* **Exercise prompt**:
Search the material for the string "快递公司" and copy each line where it occurs.
======== Data provided
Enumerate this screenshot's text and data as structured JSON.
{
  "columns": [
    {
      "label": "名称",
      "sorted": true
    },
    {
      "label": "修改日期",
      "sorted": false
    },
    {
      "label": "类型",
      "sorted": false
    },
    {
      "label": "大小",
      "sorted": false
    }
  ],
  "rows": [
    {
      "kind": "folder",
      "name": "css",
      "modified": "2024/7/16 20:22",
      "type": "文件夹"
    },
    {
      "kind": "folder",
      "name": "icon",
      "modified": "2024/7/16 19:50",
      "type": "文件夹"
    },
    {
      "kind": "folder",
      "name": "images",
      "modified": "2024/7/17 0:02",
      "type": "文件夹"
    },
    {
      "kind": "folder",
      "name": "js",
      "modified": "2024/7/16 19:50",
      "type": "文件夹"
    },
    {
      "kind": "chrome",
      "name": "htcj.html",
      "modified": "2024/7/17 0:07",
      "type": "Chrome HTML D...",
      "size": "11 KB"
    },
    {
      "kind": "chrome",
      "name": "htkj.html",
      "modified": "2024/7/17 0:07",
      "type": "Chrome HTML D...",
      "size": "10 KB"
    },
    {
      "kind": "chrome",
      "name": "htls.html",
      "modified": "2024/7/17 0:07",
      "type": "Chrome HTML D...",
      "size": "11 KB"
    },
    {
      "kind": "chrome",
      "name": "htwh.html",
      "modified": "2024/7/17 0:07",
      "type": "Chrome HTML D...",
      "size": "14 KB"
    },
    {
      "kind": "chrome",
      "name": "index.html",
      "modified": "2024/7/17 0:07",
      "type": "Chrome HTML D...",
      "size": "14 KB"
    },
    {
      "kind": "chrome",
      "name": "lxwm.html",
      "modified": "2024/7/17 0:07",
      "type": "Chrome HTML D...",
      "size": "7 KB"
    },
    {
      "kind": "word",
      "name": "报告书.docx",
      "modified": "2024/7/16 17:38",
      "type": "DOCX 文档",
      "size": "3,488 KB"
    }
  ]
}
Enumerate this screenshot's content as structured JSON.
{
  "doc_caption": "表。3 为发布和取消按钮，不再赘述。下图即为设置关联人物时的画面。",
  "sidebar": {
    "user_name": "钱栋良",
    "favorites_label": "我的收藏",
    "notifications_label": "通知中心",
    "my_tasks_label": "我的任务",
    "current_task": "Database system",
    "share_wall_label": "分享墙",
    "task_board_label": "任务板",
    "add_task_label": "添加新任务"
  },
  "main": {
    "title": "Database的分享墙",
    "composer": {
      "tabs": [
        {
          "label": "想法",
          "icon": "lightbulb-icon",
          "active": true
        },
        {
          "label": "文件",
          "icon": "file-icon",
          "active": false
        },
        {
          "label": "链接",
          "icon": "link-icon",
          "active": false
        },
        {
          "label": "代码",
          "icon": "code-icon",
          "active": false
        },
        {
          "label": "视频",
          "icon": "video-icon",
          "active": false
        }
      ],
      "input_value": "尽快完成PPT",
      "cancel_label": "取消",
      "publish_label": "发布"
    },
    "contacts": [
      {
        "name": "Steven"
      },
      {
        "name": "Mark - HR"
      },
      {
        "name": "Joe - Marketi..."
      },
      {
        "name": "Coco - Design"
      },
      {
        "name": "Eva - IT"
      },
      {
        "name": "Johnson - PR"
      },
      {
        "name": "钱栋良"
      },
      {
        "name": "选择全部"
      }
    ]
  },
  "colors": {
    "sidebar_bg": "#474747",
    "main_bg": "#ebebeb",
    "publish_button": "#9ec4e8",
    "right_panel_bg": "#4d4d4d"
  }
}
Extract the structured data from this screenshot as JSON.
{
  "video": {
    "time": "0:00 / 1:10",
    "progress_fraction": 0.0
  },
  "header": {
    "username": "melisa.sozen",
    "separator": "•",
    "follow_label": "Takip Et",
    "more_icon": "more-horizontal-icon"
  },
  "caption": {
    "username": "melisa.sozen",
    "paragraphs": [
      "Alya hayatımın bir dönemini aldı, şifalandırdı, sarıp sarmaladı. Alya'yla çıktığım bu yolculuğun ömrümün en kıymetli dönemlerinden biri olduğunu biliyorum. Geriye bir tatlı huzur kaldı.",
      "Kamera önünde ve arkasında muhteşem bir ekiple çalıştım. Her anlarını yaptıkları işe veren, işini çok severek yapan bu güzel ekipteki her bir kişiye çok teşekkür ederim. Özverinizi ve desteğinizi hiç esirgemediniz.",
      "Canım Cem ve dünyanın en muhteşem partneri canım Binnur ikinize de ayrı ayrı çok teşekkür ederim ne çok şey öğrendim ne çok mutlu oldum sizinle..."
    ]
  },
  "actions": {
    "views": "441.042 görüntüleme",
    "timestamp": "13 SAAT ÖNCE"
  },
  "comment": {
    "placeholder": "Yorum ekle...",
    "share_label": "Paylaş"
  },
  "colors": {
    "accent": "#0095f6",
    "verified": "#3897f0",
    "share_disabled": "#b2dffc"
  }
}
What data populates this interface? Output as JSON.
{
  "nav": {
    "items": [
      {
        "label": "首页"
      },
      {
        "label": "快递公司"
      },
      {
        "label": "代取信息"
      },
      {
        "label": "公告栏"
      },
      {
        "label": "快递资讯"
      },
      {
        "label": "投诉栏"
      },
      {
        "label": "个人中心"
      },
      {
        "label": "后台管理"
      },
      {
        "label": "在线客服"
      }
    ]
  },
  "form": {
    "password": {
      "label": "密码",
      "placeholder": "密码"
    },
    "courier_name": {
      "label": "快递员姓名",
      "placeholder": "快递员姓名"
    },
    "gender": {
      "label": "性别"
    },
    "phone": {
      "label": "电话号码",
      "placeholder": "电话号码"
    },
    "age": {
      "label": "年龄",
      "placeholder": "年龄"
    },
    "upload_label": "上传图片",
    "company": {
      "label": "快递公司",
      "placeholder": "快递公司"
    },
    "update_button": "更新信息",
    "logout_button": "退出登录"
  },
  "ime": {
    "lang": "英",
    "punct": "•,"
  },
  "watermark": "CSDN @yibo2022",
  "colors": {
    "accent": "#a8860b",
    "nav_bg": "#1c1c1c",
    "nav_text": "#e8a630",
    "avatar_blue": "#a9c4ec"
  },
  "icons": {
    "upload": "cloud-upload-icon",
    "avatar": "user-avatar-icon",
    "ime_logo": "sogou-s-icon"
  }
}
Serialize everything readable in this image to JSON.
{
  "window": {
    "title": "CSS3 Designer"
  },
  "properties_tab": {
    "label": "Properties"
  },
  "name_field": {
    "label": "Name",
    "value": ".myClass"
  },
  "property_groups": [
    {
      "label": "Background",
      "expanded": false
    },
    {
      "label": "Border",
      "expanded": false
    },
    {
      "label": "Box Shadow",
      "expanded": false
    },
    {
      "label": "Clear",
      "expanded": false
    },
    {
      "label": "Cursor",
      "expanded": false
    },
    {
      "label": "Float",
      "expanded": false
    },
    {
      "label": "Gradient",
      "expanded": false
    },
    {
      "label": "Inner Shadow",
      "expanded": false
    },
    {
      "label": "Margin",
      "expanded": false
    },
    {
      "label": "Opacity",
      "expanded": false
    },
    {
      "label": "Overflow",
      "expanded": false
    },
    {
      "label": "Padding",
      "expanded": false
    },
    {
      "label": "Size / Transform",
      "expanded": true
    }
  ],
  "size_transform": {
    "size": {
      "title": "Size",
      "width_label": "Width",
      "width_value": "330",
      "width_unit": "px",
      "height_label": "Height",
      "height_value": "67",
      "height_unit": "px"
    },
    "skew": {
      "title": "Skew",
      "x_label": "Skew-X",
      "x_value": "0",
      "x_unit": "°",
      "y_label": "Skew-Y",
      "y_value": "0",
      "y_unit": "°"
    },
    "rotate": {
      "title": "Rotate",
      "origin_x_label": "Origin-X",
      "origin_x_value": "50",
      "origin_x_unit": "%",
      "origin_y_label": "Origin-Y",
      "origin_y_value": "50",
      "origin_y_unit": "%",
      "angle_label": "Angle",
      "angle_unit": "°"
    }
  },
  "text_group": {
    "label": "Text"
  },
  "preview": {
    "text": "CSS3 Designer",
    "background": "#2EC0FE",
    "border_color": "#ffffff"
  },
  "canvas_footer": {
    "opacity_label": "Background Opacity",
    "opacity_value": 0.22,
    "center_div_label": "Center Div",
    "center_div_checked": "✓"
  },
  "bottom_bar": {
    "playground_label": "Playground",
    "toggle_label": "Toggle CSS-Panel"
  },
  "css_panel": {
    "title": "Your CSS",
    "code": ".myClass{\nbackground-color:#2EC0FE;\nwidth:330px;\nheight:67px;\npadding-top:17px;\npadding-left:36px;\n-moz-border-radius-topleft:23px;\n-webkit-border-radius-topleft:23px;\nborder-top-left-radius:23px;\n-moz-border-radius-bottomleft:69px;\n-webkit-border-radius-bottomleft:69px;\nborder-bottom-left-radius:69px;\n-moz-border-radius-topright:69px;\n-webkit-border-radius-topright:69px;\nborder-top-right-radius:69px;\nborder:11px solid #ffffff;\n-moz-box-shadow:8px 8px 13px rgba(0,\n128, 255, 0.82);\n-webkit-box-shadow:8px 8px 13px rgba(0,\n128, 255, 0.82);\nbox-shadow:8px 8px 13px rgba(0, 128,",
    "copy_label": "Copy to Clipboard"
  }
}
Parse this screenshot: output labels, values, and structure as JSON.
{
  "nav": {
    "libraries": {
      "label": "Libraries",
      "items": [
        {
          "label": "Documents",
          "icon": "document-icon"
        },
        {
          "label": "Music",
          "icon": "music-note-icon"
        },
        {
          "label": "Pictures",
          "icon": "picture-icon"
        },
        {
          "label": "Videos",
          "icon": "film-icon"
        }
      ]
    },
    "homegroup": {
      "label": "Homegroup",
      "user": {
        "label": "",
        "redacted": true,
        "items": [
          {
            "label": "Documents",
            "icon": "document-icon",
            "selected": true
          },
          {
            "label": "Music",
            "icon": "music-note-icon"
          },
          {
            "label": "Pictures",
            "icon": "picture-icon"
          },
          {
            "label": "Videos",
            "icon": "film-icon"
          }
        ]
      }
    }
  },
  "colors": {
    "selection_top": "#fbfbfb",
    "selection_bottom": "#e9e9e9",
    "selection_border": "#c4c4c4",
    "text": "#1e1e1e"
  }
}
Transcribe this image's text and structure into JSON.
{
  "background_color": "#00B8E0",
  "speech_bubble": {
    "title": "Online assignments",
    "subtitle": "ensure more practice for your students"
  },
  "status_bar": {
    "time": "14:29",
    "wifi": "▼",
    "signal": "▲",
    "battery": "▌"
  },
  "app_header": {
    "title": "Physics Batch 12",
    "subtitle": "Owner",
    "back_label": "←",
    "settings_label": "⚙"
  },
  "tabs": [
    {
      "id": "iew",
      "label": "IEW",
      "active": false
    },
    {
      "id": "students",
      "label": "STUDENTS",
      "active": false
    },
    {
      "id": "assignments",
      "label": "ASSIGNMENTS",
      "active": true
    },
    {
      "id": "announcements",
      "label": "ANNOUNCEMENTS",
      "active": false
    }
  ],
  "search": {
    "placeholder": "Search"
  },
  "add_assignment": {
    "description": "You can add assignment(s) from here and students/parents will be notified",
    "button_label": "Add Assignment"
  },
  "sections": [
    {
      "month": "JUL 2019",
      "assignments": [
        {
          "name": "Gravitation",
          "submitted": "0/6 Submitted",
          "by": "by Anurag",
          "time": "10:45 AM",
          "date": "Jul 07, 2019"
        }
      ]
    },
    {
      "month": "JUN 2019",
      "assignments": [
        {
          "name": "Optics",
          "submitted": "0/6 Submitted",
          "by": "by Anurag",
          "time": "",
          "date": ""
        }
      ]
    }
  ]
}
================
* **Task answer**:
        "label": "快递公司"
      "label": "快递公司",
      "placeholder": "快递公司"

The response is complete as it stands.